### Your instructions
Identify each line holding the string "title" and copy it.

[Dataset records]
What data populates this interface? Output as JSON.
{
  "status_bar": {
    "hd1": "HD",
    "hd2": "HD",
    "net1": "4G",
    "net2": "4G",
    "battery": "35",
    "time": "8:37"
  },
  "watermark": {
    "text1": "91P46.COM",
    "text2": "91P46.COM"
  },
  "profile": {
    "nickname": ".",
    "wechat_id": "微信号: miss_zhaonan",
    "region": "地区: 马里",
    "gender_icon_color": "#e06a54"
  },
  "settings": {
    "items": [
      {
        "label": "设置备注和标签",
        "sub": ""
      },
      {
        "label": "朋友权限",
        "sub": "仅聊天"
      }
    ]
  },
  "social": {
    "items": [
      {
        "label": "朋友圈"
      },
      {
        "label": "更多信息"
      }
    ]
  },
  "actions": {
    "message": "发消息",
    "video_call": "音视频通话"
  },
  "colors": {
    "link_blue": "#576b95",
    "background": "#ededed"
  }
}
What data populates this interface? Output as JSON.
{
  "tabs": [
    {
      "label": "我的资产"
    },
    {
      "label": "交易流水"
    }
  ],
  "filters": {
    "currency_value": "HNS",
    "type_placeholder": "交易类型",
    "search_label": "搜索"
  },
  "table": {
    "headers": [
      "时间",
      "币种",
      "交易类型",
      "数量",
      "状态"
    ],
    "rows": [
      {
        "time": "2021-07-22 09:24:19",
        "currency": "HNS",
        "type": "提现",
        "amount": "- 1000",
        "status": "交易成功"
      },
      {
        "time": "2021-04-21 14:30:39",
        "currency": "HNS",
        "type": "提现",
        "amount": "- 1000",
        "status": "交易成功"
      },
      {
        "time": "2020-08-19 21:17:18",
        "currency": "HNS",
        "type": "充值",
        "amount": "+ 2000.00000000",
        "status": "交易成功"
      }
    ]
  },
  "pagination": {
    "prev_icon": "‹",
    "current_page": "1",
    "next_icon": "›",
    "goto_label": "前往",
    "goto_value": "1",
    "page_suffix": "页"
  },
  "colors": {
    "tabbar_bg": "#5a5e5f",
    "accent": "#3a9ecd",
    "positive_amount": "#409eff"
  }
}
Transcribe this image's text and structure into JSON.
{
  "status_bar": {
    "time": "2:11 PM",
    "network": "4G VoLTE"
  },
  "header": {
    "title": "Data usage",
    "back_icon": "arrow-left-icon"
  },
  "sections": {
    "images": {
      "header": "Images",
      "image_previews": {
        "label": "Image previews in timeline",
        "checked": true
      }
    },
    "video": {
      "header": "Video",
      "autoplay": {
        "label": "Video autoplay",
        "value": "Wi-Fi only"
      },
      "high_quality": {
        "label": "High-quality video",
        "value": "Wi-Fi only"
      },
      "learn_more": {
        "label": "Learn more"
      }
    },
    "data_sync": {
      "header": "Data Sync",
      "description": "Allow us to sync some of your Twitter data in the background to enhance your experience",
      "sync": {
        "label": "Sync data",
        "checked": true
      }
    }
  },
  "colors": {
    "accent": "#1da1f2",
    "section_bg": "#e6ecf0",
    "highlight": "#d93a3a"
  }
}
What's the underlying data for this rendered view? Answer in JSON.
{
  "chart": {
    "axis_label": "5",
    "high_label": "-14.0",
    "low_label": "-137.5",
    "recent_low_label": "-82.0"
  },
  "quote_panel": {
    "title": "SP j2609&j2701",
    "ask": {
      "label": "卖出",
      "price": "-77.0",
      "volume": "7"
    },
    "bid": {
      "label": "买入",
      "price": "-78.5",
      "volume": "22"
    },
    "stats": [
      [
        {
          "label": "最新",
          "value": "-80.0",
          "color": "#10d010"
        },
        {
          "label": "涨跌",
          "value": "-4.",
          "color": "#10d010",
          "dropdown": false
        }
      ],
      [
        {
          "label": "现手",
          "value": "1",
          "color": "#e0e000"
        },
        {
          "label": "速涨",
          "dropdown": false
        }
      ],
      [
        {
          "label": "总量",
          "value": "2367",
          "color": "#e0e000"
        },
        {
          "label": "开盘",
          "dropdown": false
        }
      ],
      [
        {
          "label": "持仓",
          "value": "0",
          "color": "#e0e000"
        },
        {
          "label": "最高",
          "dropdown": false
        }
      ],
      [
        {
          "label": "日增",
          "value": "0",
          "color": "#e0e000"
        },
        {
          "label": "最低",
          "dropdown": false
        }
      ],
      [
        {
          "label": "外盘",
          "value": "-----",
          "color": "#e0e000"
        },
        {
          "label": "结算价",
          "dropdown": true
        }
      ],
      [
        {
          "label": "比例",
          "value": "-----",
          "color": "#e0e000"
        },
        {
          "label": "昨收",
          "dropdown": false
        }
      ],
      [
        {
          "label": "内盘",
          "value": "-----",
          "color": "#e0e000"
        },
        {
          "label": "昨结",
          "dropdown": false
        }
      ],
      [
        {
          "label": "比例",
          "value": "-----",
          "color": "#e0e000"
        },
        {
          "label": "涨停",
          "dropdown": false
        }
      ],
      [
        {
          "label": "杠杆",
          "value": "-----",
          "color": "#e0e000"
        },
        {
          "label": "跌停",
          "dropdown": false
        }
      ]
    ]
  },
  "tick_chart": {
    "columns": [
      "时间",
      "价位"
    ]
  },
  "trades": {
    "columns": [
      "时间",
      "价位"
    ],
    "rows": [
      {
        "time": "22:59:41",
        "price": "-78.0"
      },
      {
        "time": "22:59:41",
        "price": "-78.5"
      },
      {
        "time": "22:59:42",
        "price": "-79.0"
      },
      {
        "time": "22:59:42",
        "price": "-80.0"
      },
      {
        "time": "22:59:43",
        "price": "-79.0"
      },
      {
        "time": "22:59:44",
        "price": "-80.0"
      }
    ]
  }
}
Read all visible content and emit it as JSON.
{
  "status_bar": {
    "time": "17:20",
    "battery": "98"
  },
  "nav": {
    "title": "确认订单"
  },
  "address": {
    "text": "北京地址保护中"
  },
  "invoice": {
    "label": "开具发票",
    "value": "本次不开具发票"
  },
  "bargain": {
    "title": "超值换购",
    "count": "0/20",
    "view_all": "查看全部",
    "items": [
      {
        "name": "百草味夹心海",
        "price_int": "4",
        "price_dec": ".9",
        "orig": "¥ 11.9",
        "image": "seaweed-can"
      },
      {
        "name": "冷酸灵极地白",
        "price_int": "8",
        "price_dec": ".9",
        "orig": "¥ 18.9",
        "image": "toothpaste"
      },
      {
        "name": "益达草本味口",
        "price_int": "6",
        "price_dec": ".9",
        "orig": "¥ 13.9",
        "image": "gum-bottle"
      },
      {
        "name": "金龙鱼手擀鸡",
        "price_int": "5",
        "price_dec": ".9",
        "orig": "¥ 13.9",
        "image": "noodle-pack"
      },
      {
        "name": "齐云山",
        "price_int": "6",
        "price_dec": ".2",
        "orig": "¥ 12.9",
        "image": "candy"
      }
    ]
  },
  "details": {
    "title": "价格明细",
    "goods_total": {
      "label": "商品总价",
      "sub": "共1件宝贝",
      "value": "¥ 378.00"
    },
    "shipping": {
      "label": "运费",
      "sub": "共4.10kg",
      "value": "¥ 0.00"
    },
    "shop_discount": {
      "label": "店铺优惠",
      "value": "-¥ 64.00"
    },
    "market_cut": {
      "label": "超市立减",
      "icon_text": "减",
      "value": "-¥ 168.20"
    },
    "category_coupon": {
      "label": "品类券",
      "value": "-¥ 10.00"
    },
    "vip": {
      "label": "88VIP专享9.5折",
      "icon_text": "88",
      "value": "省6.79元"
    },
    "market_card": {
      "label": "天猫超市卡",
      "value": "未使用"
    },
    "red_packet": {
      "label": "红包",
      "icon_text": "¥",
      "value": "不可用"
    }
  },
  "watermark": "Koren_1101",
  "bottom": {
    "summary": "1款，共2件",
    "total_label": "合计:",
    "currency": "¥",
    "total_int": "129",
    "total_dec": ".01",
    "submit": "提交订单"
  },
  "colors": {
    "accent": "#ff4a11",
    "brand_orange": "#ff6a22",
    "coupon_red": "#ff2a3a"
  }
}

### Worked answer
    "title": "Data usage",
    "title": "SP j2609&j2701",
    "title": "确认订单"
    "title": "超值换购",
    "title": "价格明细",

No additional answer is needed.